(Saved data entries)
++++++++++
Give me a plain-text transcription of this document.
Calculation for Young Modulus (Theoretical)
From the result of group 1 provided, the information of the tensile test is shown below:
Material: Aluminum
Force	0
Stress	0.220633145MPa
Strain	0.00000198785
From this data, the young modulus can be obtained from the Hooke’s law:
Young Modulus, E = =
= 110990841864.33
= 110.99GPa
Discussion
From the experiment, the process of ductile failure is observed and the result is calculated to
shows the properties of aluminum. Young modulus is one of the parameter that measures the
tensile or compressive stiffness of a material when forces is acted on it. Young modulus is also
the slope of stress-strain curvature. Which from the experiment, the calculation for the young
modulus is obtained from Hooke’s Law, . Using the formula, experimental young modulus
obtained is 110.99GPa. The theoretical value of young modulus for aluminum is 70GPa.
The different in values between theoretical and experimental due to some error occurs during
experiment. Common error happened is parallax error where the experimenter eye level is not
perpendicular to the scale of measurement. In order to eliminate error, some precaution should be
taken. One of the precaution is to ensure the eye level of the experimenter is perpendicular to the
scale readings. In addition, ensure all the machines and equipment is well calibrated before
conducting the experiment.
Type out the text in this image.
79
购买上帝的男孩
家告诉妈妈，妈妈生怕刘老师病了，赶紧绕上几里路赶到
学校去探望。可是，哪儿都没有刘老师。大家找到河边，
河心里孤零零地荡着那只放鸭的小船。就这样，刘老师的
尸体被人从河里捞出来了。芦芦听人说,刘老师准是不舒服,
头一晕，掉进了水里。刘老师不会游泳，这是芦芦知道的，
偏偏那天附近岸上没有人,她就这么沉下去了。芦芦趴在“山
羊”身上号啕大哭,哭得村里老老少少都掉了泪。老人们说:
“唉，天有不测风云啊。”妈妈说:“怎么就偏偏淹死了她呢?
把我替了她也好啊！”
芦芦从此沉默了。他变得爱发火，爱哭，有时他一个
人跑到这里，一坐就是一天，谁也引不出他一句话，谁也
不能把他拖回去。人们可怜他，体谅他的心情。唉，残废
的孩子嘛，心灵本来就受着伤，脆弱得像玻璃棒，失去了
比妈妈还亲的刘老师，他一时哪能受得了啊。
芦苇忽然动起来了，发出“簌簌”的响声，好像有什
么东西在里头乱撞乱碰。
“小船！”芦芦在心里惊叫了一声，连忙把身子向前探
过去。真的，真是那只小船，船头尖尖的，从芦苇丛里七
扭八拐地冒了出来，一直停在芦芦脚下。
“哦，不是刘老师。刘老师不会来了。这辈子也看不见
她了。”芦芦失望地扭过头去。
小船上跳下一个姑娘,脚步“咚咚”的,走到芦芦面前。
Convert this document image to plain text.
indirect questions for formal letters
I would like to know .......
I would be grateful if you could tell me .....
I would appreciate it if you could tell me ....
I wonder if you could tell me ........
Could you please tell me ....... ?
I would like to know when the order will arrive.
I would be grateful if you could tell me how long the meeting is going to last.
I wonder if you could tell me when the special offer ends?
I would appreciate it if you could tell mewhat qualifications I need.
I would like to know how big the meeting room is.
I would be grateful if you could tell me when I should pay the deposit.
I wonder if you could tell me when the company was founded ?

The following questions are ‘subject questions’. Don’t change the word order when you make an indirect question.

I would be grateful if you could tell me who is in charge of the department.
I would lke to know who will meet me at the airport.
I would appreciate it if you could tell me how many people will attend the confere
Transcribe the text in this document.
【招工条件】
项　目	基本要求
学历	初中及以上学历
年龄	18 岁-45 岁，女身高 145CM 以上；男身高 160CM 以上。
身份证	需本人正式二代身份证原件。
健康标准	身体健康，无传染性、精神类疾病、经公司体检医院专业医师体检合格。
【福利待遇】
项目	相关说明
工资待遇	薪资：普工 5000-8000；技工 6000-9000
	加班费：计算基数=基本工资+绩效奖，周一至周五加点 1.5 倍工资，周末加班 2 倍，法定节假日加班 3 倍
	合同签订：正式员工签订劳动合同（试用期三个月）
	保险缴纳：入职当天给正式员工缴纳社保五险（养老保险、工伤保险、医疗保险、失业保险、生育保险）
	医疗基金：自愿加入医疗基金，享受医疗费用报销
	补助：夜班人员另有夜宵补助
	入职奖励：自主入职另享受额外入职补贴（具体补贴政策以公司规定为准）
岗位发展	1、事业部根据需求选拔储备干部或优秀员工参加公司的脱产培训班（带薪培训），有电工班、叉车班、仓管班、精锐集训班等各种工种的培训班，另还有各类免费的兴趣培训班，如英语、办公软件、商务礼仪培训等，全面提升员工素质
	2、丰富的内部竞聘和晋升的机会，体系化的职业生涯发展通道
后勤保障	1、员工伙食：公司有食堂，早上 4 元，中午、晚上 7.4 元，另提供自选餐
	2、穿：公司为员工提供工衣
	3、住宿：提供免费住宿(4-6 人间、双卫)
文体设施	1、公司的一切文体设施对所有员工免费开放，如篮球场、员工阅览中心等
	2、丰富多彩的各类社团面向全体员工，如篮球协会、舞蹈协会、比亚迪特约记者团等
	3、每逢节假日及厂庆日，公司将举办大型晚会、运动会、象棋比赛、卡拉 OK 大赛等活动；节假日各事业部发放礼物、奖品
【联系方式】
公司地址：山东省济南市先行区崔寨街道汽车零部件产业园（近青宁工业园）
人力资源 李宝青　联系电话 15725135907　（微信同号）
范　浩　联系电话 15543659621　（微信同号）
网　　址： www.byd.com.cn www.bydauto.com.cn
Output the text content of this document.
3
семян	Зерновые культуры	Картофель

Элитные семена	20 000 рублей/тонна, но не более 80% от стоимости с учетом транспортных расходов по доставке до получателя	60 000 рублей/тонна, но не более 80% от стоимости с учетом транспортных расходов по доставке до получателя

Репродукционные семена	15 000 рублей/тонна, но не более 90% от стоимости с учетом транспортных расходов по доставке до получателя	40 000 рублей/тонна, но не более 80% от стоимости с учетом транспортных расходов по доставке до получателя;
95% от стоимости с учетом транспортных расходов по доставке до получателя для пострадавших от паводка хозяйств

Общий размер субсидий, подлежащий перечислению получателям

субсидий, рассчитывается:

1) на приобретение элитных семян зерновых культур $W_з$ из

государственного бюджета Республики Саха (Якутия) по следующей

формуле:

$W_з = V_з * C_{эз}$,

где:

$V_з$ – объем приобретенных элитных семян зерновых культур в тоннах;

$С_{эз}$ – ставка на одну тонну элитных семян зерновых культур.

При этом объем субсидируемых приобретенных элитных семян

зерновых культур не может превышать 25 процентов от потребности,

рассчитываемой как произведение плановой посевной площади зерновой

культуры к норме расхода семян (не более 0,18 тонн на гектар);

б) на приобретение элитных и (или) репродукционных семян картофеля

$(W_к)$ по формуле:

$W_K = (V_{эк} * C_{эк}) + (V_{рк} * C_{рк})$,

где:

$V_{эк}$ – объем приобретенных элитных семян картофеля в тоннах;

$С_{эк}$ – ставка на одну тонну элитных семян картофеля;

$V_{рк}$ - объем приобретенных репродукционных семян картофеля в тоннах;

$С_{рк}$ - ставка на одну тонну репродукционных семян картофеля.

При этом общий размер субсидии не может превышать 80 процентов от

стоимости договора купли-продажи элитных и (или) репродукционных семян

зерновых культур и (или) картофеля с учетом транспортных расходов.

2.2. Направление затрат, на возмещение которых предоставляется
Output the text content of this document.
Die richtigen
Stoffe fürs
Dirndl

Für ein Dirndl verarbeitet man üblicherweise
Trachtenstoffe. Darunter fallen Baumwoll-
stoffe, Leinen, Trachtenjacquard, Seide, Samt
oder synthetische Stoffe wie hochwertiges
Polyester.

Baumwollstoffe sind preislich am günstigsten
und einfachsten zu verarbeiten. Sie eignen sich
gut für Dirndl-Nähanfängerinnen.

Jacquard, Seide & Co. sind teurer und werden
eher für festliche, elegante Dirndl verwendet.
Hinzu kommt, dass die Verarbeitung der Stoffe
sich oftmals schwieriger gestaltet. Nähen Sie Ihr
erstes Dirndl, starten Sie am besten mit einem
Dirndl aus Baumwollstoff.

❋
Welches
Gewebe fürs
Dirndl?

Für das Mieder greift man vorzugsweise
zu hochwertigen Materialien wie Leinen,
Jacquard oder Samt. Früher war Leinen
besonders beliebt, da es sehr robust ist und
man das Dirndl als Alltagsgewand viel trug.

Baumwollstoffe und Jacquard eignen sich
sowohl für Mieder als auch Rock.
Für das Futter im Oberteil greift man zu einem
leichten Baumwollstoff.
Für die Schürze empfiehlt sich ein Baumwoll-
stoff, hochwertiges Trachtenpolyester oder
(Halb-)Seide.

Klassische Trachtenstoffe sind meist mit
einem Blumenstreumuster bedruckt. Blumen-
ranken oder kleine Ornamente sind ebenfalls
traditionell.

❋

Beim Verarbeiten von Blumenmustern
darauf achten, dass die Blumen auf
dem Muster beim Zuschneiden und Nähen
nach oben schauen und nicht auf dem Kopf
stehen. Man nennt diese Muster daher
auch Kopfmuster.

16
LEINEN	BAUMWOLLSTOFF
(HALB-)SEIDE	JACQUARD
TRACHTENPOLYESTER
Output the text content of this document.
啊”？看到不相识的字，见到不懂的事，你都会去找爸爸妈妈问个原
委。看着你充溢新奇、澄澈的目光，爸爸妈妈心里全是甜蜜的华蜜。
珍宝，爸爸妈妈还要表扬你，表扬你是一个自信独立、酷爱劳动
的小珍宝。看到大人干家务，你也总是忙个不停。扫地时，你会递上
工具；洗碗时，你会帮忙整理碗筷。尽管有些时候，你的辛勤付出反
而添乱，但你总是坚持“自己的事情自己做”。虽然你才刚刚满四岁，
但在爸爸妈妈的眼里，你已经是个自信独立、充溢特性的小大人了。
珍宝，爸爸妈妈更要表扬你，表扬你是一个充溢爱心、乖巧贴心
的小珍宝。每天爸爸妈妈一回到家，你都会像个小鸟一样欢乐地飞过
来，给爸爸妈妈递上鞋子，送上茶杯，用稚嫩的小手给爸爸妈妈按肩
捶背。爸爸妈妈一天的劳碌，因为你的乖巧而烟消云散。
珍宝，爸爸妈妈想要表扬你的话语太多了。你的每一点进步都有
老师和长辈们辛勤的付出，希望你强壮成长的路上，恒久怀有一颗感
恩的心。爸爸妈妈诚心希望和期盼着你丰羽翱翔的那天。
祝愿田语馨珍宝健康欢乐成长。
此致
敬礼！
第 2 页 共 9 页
++++++++++
## To be done:
Look through the entries above; copy every line holding the string "的小珍宝".

## Task solution:
的小珍宝。看到大人干家务，你也总是忙个不停。扫地时，你会递上
的小珍宝。每天爸爸妈妈一回到家，你都会像个小鸟一样欢乐地飞过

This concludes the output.